[Stored records]
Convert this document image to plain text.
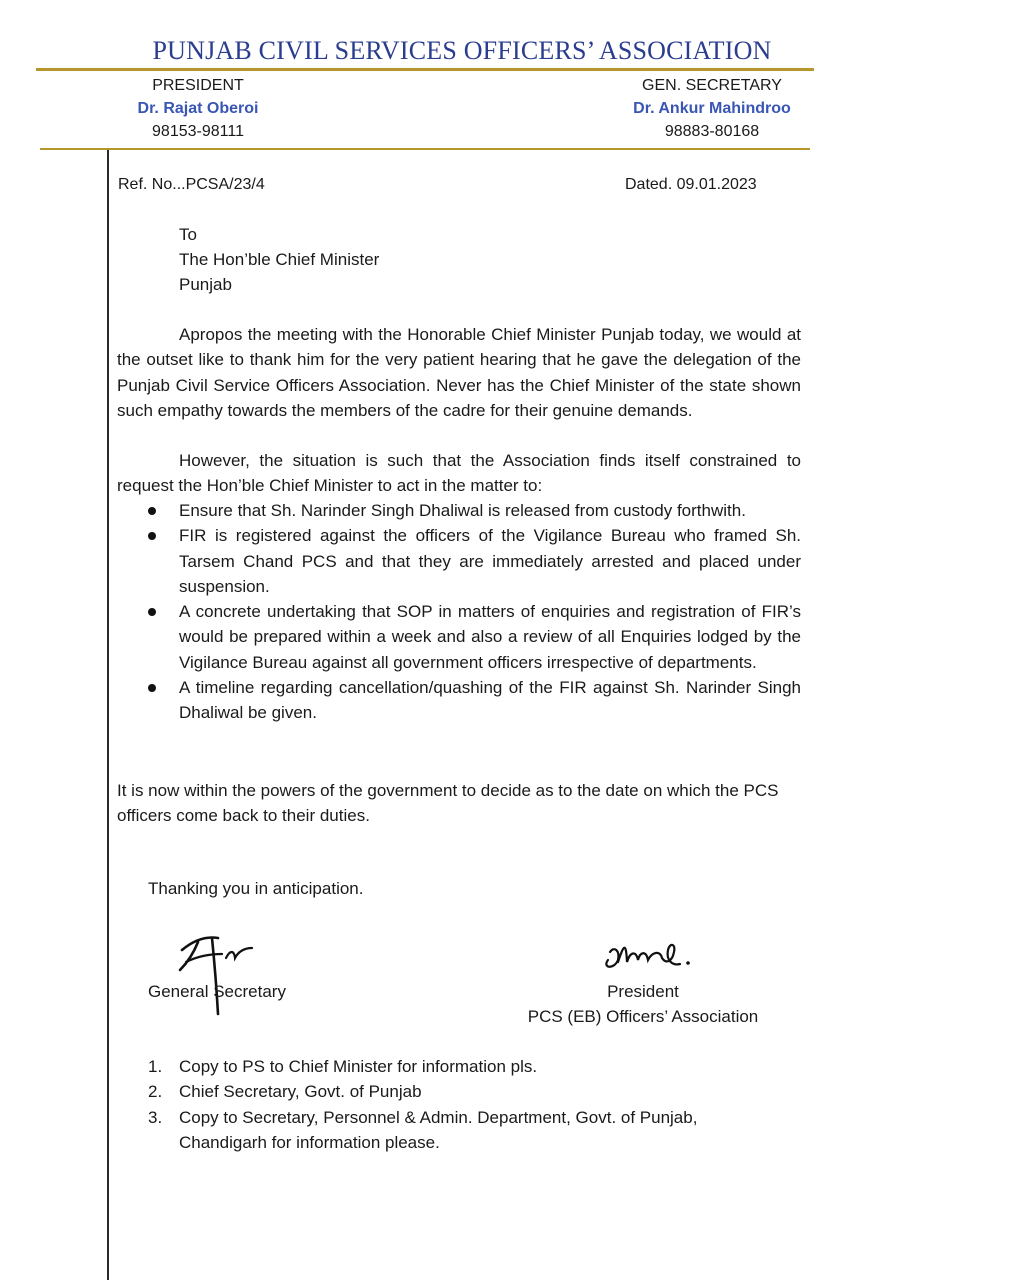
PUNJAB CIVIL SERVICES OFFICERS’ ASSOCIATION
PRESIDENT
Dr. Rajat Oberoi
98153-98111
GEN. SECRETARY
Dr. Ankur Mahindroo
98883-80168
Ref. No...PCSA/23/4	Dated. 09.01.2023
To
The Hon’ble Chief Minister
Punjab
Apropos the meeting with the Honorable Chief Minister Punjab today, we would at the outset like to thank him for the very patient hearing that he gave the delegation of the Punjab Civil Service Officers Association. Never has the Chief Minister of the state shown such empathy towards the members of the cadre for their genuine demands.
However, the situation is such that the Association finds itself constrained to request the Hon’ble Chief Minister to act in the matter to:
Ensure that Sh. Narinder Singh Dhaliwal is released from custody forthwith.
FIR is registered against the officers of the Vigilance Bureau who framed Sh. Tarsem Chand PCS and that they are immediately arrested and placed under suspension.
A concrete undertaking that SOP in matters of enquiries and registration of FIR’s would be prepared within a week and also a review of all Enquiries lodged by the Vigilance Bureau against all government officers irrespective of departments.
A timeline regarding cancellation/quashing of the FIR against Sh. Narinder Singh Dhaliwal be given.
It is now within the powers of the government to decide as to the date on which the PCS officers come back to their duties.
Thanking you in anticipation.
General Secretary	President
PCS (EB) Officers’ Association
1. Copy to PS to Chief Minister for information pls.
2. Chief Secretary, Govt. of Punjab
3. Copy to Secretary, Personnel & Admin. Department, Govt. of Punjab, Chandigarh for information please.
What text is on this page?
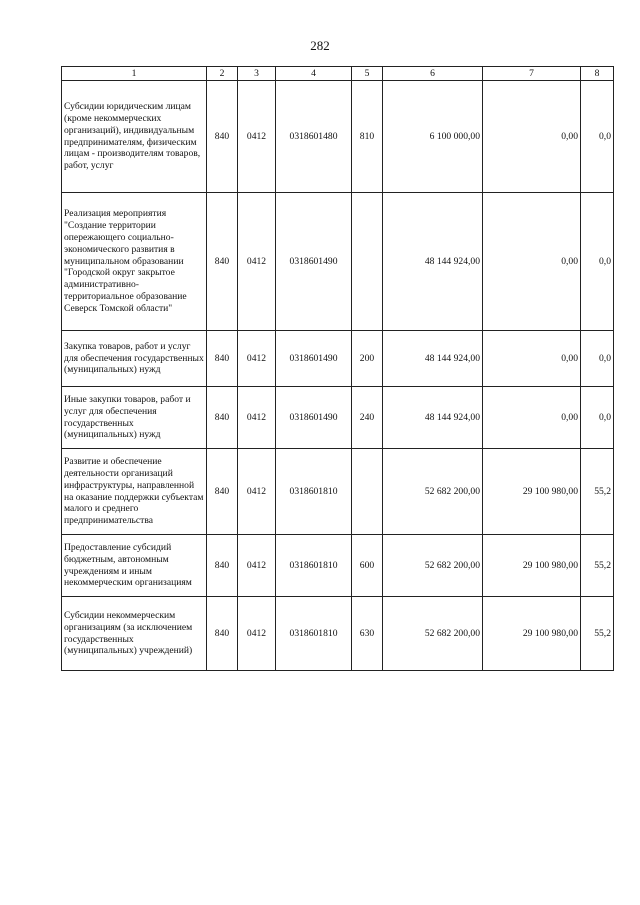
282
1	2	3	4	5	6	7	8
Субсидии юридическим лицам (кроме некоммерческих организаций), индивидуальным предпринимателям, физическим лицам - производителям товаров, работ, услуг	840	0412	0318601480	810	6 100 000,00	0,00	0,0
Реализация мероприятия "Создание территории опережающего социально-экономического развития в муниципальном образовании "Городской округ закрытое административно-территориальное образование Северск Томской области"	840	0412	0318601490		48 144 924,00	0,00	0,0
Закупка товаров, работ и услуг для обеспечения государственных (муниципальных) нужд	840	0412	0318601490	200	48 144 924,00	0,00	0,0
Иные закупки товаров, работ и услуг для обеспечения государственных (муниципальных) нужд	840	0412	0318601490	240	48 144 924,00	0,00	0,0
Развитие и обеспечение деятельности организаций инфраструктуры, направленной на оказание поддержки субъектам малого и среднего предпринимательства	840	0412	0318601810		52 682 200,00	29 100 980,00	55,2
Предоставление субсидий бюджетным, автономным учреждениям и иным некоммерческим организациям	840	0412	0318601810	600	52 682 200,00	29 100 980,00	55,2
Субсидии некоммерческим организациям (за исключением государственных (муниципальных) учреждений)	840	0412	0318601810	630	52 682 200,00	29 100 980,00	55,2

Set task: Copy all of the entries verbatim, leaving out any pictures they contain.

Exercise answer:
Convert this document image to plain text.
PUNJAB CIVIL SERVICES OFFICERS’ ASSOCIATION
PRESIDENT
Dr. Rajat Oberoi
98153-98111
GEN. SECRETARY
Dr. Ankur Mahindroo
98883-80168
Ref. No...PCSA/23/4	Dated. 09.01.2023
To
The Hon’ble Chief Minister
Punjab
Apropos the meeting with the Honorable Chief Minister Punjab today, we would at the outset like to thank him for the very patient hearing that he gave the delegation of the Punjab Civil Service Officers Association. Never has the Chief Minister of the state shown such empathy towards the members of the cadre for their genuine demands.
However, the situation is such that the Association finds itself constrained to request the Hon’ble Chief Minister to act in the matter to:
Ensure that Sh. Narinder Singh Dhaliwal is released from custody forthwith.
FIR is registered against the officers of the Vigilance Bureau who framed Sh. Tarsem Chand PCS and that they are immediately arrested and placed under suspension.
A concrete undertaking that SOP in matters of enquiries and registration of FIR’s would be prepared within a week and also a review of all Enquiries lodged by the Vigilance Bureau against all government officers irrespective of departments.
A timeline regarding cancellation/quashing of the FIR against Sh. Narinder Singh Dhaliwal be given.
It is now within the powers of the government to decide as to the date on which the PCS officers come back to their duties.
Thanking you in anticipation.
General Secretary	President
PCS (EB) Officers’ Association
1. Copy to PS to Chief Minister for information pls.
2. Chief Secretary, Govt. of Punjab
3. Copy to Secretary, Personnel & Admin. Department, Govt. of Punjab, Chandigarh for information please.
What text is on this page?
282
1	2	3	4	5	6	7	8
Субсидии юридическим лицам (кроме некоммерческих организаций), индивидуальным предпринимателям, физическим лицам - производителям товаров, работ, услуг	840	0412	0318601480	810	6 100 000,00	0,00	0,0
Реализация мероприятия "Создание территории опережающего социально-экономического развития в муниципальном образовании "Городской округ закрытое административно-территориальное образование Северск Томской области"	840	0412	0318601490		48 144 924,00	0,00	0,0
Закупка товаров, работ и услуг для обеспечения государственных (муниципальных) нужд	840	0412	0318601490	200	48 144 924,00	0,00	0,0
Иные закупки товаров, работ и услуг для обеспечения государственных (муниципальных) нужд	840	0412	0318601490	240	48 144 924,00	0,00	0,0
Развитие и обеспечение деятельности организаций инфраструктуры, направленной на оказание поддержки субъектам малого и среднего предпринимательства	840	0412	0318601810		52 682 200,00	29 100 980,00	55,2
Предоставление субсидий бюджетным, автономным учреждениям и иным некоммерческим организациям	840	0412	0318601810	600	52 682 200,00	29 100 980,00	55,2
Субсидии некоммерческим организациям (за исключением государственных (муниципальных) учреждений)	840	0412	0318601810	630	52 682 200,00	29 100 980,00	55,2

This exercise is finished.